> _Data shown_
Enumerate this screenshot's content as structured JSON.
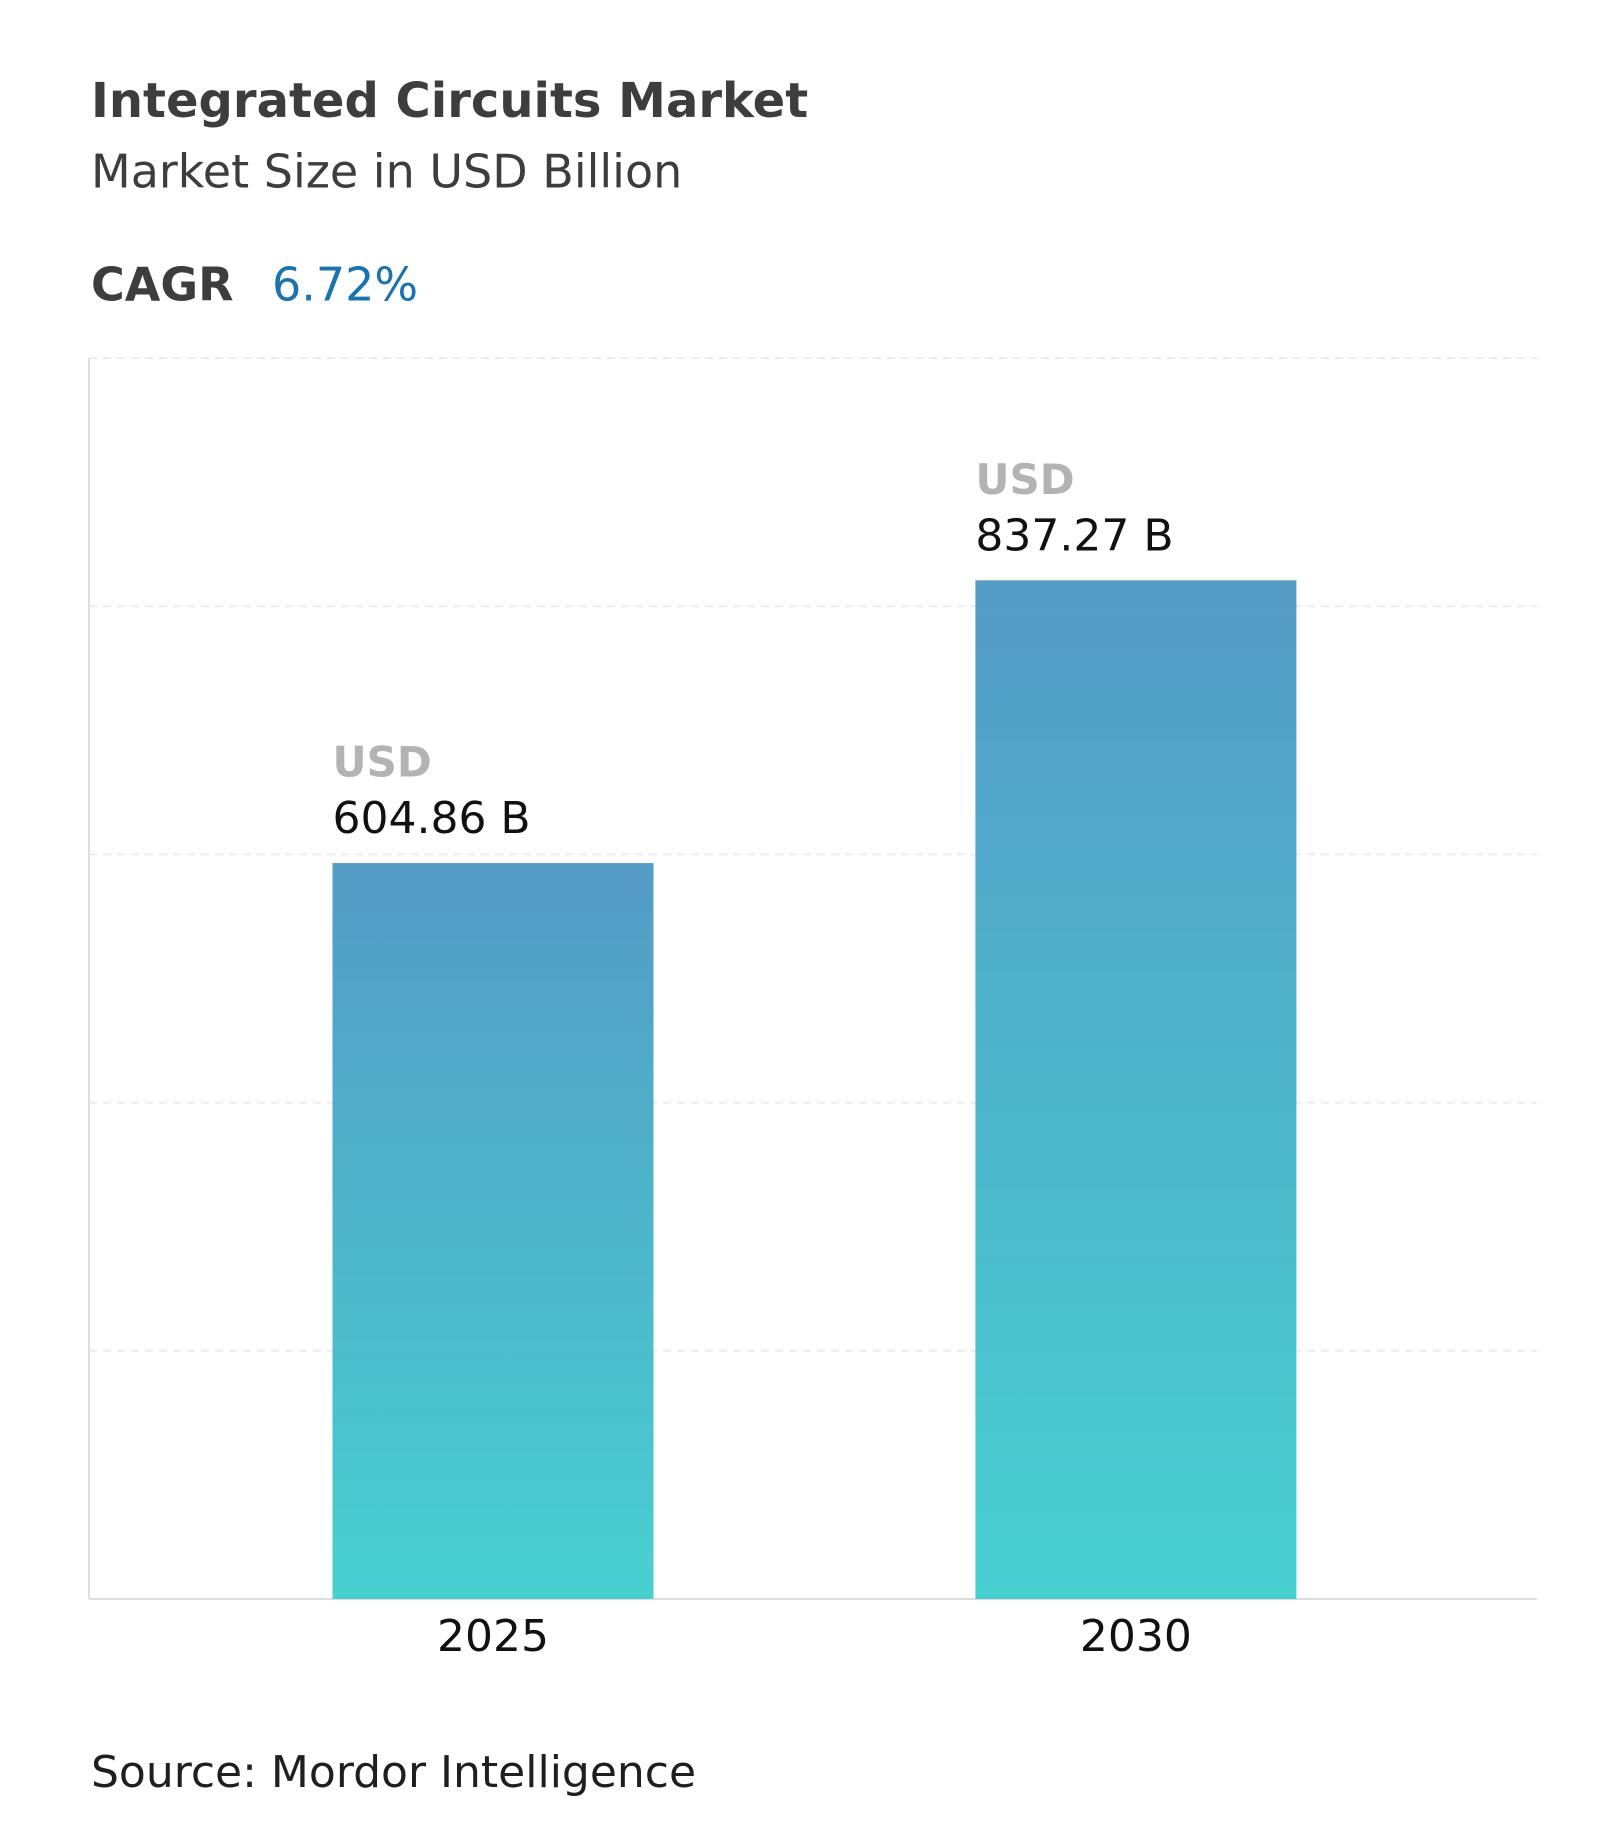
{
  "chart_data": {
    "type": "bar",
    "title": "Integrated Circuits Market",
    "subtitle": "Market Size in USD Billion",
    "cagr_label": "CAGR",
    "cagr_value": "6.72%",
    "categories": [
      "2025",
      "2030"
    ],
    "values": [
      604.86,
      837.27
    ],
    "value_labels": [
      "604.86 B",
      "837.27 B"
    ],
    "value_prefix": "USD",
    "gradient": [
      "#549bc6",
      "#47d0d0"
    ],
    "ylim": [
      0,
      1020
    ],
    "yticks": [
      0,
      204,
      408,
      612,
      816,
      1020
    ],
    "grid": true,
    "source": "Source: Mordor Intelligence"
  }
}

> _Stated task_
Word for word, quote the lines above. Omit the pictures.

> _Exercise answer_
Enumerate this screenshot's content as structured JSON.
{
  "chart_data": {
    "type": "bar",
    "title": "Integrated Circuits Market",
    "subtitle": "Market Size in USD Billion",
    "cagr_label": "CAGR",
    "cagr_value": "6.72%",
    "categories": [
      "2025",
      "2030"
    ],
    "values": [
      604.86,
      837.27
    ],
    "value_labels": [
      "604.86 B",
      "837.27 B"
    ],
    "value_prefix": "USD",
    "gradient": [
      "#549bc6",
      "#47d0d0"
    ],
    "ylim": [
      0,
      1020
    ],
    "yticks": [
      0,
      204,
      408,
      612,
      816,
      1020
    ],
    "grid": true,
    "source": "Source: Mordor Intelligence"
  }
}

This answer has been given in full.